(Extracts from a graphics dataset)
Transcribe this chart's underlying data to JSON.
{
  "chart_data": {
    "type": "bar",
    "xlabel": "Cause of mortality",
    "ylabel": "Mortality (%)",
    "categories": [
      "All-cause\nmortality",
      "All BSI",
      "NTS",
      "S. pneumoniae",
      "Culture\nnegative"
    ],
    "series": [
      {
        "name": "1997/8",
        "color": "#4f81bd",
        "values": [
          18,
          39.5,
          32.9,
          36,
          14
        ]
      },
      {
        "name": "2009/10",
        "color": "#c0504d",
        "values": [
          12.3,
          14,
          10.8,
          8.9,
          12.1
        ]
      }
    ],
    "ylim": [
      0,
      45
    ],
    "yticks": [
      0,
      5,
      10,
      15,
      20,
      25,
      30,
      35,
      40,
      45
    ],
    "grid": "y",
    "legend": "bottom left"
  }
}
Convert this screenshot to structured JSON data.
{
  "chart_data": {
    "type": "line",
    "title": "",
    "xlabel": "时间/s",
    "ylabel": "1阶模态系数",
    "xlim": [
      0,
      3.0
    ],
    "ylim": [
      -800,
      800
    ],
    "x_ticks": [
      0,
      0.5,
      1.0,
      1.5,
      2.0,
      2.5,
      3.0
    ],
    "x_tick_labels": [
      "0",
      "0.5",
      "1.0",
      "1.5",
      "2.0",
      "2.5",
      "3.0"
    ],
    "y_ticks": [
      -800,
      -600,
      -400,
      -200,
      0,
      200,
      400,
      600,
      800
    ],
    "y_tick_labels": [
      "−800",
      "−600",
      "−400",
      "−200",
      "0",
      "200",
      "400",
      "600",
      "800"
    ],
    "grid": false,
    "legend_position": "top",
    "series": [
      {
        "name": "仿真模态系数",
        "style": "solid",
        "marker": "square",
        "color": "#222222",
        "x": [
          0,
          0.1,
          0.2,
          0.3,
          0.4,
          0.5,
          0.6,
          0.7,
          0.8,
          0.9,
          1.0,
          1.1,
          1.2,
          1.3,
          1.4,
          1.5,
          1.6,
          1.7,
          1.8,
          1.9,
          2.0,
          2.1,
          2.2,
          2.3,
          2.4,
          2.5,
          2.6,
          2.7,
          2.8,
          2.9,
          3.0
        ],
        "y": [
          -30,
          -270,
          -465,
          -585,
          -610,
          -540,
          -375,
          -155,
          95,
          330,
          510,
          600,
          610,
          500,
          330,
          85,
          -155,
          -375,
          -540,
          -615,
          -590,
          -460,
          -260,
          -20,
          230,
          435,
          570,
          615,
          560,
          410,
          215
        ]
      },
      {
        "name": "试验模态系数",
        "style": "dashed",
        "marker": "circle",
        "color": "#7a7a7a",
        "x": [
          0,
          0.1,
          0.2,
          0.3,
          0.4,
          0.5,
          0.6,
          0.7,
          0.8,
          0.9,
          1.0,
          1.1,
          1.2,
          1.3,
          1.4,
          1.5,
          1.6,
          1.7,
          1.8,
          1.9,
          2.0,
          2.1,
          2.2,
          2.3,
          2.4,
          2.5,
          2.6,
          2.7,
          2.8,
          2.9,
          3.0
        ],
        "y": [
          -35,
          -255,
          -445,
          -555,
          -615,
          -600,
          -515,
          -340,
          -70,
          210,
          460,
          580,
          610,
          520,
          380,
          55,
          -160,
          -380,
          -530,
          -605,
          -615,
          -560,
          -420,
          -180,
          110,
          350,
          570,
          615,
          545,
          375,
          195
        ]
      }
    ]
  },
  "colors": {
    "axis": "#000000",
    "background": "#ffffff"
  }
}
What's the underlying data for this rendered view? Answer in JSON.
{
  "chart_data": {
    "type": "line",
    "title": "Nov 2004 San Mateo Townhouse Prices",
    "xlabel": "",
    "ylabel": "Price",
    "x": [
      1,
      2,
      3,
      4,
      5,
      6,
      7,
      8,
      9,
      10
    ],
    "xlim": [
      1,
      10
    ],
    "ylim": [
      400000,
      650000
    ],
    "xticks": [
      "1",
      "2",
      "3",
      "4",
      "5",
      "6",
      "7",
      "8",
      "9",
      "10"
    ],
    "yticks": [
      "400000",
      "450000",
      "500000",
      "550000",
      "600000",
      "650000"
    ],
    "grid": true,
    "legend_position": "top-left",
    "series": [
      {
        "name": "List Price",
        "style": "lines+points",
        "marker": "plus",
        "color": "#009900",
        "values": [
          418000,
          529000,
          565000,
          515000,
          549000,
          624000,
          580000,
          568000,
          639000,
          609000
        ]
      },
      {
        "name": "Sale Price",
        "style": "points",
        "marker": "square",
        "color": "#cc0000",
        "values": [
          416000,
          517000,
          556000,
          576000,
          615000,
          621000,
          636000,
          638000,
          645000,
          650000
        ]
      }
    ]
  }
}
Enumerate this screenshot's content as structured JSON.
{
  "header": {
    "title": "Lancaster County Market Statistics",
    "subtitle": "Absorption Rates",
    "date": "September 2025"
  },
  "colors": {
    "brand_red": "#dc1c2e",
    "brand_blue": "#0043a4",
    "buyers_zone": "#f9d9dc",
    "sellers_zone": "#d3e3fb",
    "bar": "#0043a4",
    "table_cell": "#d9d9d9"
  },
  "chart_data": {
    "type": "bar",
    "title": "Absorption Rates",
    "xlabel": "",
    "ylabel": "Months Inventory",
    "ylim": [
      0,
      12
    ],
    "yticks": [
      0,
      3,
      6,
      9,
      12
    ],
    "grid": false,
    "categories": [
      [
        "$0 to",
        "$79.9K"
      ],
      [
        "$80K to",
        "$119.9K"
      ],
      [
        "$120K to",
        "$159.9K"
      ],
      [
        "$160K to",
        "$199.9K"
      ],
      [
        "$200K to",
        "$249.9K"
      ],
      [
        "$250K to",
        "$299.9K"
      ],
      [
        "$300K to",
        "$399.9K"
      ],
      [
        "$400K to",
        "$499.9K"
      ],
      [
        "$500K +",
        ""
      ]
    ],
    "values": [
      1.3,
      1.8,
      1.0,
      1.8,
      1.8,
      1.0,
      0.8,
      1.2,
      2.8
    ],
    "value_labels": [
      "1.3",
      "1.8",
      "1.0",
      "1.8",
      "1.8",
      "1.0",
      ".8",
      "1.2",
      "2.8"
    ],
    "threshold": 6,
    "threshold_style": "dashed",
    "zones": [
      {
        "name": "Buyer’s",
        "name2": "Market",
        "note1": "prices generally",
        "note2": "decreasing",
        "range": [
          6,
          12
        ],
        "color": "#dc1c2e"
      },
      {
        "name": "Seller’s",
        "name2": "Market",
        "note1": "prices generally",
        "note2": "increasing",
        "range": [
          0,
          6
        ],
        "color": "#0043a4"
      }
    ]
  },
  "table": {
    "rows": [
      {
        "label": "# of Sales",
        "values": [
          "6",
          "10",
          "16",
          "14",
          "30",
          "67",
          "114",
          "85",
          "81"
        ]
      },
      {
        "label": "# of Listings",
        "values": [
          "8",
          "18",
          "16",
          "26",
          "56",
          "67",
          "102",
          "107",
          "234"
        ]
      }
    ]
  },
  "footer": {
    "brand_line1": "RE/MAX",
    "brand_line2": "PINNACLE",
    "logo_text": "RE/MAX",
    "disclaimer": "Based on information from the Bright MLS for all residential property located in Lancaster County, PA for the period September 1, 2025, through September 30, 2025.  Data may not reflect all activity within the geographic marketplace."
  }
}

**Required task**.
Reproduce the listing shown above in its entirety, exactly.

**The solution**.
Transcribe this chart's underlying data to JSON.
{
  "chart_data": {
    "type": "bar",
    "xlabel": "Cause of mortality",
    "ylabel": "Mortality (%)",
    "categories": [
      "All-cause\nmortality",
      "All BSI",
      "NTS",
      "S. pneumoniae",
      "Culture\nnegative"
    ],
    "series": [
      {
        "name": "1997/8",
        "color": "#4f81bd",
        "values": [
          18,
          39.5,
          32.9,
          36,
          14
        ]
      },
      {
        "name": "2009/10",
        "color": "#c0504d",
        "values": [
          12.3,
          14,
          10.8,
          8.9,
          12.1
        ]
      }
    ],
    "ylim": [
      0,
      45
    ],
    "yticks": [
      0,
      5,
      10,
      15,
      20,
      25,
      30,
      35,
      40,
      45
    ],
    "grid": "y",
    "legend": "bottom left"
  }
}
Convert this screenshot to structured JSON data.
{
  "chart_data": {
    "type": "line",
    "title": "",
    "xlabel": "时间/s",
    "ylabel": "1阶模态系数",
    "xlim": [
      0,
      3.0
    ],
    "ylim": [
      -800,
      800
    ],
    "x_ticks": [
      0,
      0.5,
      1.0,
      1.5,
      2.0,
      2.5,
      3.0
    ],
    "x_tick_labels": [
      "0",
      "0.5",
      "1.0",
      "1.5",
      "2.0",
      "2.5",
      "3.0"
    ],
    "y_ticks": [
      -800,
      -600,
      -400,
      -200,
      0,
      200,
      400,
      600,
      800
    ],
    "y_tick_labels": [
      "−800",
      "−600",
      "−400",
      "−200",
      "0",
      "200",
      "400",
      "600",
      "800"
    ],
    "grid": false,
    "legend_position": "top",
    "series": [
      {
        "name": "仿真模态系数",
        "style": "solid",
        "marker": "square",
        "color": "#222222",
        "x": [
          0,
          0.1,
          0.2,
          0.3,
          0.4,
          0.5,
          0.6,
          0.7,
          0.8,
          0.9,
          1.0,
          1.1,
          1.2,
          1.3,
          1.4,
          1.5,
          1.6,
          1.7,
          1.8,
          1.9,
          2.0,
          2.1,
          2.2,
          2.3,
          2.4,
          2.5,
          2.6,
          2.7,
          2.8,
          2.9,
          3.0
        ],
        "y": [
          -30,
          -270,
          -465,
          -585,
          -610,
          -540,
          -375,
          -155,
          95,
          330,
          510,
          600,
          610,
          500,
          330,
          85,
          -155,
          -375,
          -540,
          -615,
          -590,
          -460,
          -260,
          -20,
          230,
          435,
          570,
          615,
          560,
          410,
          215
        ]
      },
      {
        "name": "试验模态系数",
        "style": "dashed",
        "marker": "circle",
        "color": "#7a7a7a",
        "x": [
          0,
          0.1,
          0.2,
          0.3,
          0.4,
          0.5,
          0.6,
          0.7,
          0.8,
          0.9,
          1.0,
          1.1,
          1.2,
          1.3,
          1.4,
          1.5,
          1.6,
          1.7,
          1.8,
          1.9,
          2.0,
          2.1,
          2.2,
          2.3,
          2.4,
          2.5,
          2.6,
          2.7,
          2.8,
          2.9,
          3.0
        ],
        "y": [
          -35,
          -255,
          -445,
          -555,
          -615,
          -600,
          -515,
          -340,
          -70,
          210,
          460,
          580,
          610,
          520,
          380,
          55,
          -160,
          -380,
          -530,
          -605,
          -615,
          -560,
          -420,
          -180,
          110,
          350,
          570,
          615,
          545,
          375,
          195
        ]
      }
    ]
  },
  "colors": {
    "axis": "#000000",
    "background": "#ffffff"
  }
}
What's the underlying data for this rendered view? Answer in JSON.
{
  "chart_data": {
    "type": "line",
    "title": "Nov 2004 San Mateo Townhouse Prices",
    "xlabel": "",
    "ylabel": "Price",
    "x": [
      1,
      2,
      3,
      4,
      5,
      6,
      7,
      8,
      9,
      10
    ],
    "xlim": [
      1,
      10
    ],
    "ylim": [
      400000,
      650000
    ],
    "xticks": [
      "1",
      "2",
      "3",
      "4",
      "5",
      "6",
      "7",
      "8",
      "9",
      "10"
    ],
    "yticks": [
      "400000",
      "450000",
      "500000",
      "550000",
      "600000",
      "650000"
    ],
    "grid": true,
    "legend_position": "top-left",
    "series": [
      {
        "name": "List Price",
        "style": "lines+points",
        "marker": "plus",
        "color": "#009900",
        "values": [
          418000,
          529000,
          565000,
          515000,
          549000,
          624000,
          580000,
          568000,
          639000,
          609000
        ]
      },
      {
        "name": "Sale Price",
        "style": "points",
        "marker": "square",
        "color": "#cc0000",
        "values": [
          416000,
          517000,
          556000,
          576000,
          615000,
          621000,
          636000,
          638000,
          645000,
          650000
        ]
      }
    ]
  }
}
Enumerate this screenshot's content as structured JSON.
{
  "header": {
    "title": "Lancaster County Market Statistics",
    "subtitle": "Absorption Rates",
    "date": "September 2025"
  },
  "colors": {
    "brand_red": "#dc1c2e",
    "brand_blue": "#0043a4",
    "buyers_zone": "#f9d9dc",
    "sellers_zone": "#d3e3fb",
    "bar": "#0043a4",
    "table_cell": "#d9d9d9"
  },
  "chart_data": {
    "type": "bar",
    "title": "Absorption Rates",
    "xlabel": "",
    "ylabel": "Months Inventory",
    "ylim": [
      0,
      12
    ],
    "yticks": [
      0,
      3,
      6,
      9,
      12
    ],
    "grid": false,
    "categories": [
      [
        "$0 to",
        "$79.9K"
      ],
      [
        "$80K to",
        "$119.9K"
      ],
      [
        "$120K to",
        "$159.9K"
      ],
      [
        "$160K to",
        "$199.9K"
      ],
      [
        "$200K to",
        "$249.9K"
      ],
      [
        "$250K to",
        "$299.9K"
      ],
      [
        "$300K to",
        "$399.9K"
      ],
      [
        "$400K to",
        "$499.9K"
      ],
      [
        "$500K +",
        ""
      ]
    ],
    "values": [
      1.3,
      1.8,
      1.0,
      1.8,
      1.8,
      1.0,
      0.8,
      1.2,
      2.8
    ],
    "value_labels": [
      "1.3",
      "1.8",
      "1.0",
      "1.8",
      "1.8",
      "1.0",
      ".8",
      "1.2",
      "2.8"
    ],
    "threshold": 6,
    "threshold_style": "dashed",
    "zones": [
      {
        "name": "Buyer’s",
        "name2": "Market",
        "note1": "prices generally",
        "note2": "decreasing",
        "range": [
          6,
          12
        ],
        "color": "#dc1c2e"
      },
      {
        "name": "Seller’s",
        "name2": "Market",
        "note1": "prices generally",
        "note2": "increasing",
        "range": [
          0,
          6
        ],
        "color": "#0043a4"
      }
    ]
  },
  "table": {
    "rows": [
      {
        "label": "# of Sales",
        "values": [
          "6",
          "10",
          "16",
          "14",
          "30",
          "67",
          "114",
          "85",
          "81"
        ]
      },
      {
        "label": "# of Listings",
        "values": [
          "8",
          "18",
          "16",
          "26",
          "56",
          "67",
          "102",
          "107",
          "234"
        ]
      }
    ]
  },
  "footer": {
    "brand_line1": "RE/MAX",
    "brand_line2": "PINNACLE",
    "logo_text": "RE/MAX",
    "disclaimer": "Based on information from the Bright MLS for all residential property located in Lancaster County, PA for the period September 1, 2025, through September 30, 2025.  Data may not reflect all activity within the geographic marketplace."
  }
}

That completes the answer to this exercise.